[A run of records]
==*==

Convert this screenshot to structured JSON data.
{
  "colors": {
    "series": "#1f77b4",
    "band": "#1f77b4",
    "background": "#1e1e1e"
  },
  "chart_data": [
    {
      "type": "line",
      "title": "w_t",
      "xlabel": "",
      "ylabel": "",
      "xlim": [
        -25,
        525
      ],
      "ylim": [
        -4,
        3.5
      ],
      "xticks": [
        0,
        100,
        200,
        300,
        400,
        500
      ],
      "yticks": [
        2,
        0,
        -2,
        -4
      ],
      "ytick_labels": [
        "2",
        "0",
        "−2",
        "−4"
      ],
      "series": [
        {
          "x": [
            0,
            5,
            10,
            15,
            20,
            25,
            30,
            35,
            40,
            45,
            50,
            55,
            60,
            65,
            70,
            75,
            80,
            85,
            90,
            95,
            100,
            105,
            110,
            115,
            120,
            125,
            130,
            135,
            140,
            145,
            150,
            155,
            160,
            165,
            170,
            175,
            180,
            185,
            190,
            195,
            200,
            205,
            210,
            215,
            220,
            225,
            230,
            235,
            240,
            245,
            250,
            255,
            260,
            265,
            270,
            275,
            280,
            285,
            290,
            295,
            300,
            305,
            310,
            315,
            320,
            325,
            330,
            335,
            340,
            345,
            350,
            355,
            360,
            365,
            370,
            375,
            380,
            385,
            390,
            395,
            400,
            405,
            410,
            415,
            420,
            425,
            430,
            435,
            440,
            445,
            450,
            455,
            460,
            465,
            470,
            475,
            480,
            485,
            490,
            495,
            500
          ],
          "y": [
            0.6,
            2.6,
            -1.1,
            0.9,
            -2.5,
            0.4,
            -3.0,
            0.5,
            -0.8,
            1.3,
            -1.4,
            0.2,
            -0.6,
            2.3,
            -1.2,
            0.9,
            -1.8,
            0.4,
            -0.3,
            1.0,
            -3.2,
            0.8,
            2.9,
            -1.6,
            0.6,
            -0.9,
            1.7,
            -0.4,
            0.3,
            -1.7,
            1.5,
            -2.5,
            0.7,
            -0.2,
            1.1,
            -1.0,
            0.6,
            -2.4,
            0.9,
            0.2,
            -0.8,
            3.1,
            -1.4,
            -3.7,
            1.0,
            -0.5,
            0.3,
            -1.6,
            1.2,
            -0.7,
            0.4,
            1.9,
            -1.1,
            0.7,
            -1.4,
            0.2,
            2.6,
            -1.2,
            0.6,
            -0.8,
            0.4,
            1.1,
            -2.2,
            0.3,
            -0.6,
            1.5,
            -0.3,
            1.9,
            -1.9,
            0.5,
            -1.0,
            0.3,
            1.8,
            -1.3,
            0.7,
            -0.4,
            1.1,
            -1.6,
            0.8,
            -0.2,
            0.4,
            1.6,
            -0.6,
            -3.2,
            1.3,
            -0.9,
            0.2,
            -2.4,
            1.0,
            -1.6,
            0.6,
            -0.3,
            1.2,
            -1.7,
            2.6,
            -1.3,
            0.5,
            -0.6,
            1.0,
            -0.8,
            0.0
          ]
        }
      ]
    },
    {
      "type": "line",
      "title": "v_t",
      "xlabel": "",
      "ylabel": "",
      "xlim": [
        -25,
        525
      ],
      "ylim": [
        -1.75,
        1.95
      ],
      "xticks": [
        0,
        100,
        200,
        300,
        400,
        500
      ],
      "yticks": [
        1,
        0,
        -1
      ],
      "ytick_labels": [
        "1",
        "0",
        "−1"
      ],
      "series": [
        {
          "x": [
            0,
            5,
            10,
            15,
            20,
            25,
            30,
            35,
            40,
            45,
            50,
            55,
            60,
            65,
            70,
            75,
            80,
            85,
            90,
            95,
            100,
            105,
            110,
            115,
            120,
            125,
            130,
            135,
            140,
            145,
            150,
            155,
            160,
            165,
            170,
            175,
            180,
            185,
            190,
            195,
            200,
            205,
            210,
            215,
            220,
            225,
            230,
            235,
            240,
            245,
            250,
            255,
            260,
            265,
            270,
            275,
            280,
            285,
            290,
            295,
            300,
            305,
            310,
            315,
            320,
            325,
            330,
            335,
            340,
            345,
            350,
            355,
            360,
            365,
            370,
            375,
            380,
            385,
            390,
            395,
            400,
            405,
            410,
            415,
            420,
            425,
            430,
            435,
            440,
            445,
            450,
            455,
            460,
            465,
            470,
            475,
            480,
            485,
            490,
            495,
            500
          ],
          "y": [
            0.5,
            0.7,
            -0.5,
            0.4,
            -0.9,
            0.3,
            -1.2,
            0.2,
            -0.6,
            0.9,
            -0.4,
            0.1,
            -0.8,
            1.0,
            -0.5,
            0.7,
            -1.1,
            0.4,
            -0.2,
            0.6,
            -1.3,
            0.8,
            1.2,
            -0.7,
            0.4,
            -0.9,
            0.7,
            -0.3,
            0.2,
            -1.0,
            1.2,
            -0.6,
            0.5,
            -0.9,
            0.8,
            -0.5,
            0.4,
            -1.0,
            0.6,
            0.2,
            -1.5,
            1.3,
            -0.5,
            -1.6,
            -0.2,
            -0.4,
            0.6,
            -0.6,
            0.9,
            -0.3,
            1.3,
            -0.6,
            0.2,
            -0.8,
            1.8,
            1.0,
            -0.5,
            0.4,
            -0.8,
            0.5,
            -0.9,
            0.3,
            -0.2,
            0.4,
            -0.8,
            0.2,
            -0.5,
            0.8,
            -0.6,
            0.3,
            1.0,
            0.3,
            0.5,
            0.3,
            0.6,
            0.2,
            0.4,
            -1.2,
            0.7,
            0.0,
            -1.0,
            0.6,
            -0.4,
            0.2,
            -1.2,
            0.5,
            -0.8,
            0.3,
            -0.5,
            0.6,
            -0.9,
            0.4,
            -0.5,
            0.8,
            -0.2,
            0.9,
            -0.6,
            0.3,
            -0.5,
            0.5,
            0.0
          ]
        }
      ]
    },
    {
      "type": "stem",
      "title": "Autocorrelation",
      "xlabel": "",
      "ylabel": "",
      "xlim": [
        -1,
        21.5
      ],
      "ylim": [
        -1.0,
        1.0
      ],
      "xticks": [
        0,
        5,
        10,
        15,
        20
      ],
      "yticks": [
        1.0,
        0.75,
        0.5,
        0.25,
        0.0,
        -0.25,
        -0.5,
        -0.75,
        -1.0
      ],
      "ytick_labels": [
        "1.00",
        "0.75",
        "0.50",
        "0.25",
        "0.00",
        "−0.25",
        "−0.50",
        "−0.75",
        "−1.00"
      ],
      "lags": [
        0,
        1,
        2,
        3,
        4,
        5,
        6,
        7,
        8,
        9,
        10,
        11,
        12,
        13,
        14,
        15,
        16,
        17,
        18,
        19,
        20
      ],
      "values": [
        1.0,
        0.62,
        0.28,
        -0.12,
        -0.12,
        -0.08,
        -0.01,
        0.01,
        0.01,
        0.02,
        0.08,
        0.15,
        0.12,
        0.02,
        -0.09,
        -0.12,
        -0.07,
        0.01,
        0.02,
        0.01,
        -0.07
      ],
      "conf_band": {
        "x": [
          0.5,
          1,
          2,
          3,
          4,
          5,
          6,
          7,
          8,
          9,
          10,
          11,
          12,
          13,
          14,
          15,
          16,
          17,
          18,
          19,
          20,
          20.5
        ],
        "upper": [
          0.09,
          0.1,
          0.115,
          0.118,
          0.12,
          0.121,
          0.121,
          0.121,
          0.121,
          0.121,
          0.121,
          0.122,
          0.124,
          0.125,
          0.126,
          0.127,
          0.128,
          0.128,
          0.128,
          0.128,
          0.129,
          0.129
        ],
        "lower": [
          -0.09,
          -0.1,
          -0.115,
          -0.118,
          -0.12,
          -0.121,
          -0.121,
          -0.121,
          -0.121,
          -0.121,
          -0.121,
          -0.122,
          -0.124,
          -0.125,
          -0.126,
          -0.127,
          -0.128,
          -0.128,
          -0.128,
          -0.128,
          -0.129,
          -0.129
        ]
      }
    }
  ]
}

==*==

> _Brief_
Lines holding the word "title" in the entries above are the ones to pull out. Copy them all.

> _Answer below_
      "title": "w_t",
      "title": "v_t",
      "title": "Autocorrelation",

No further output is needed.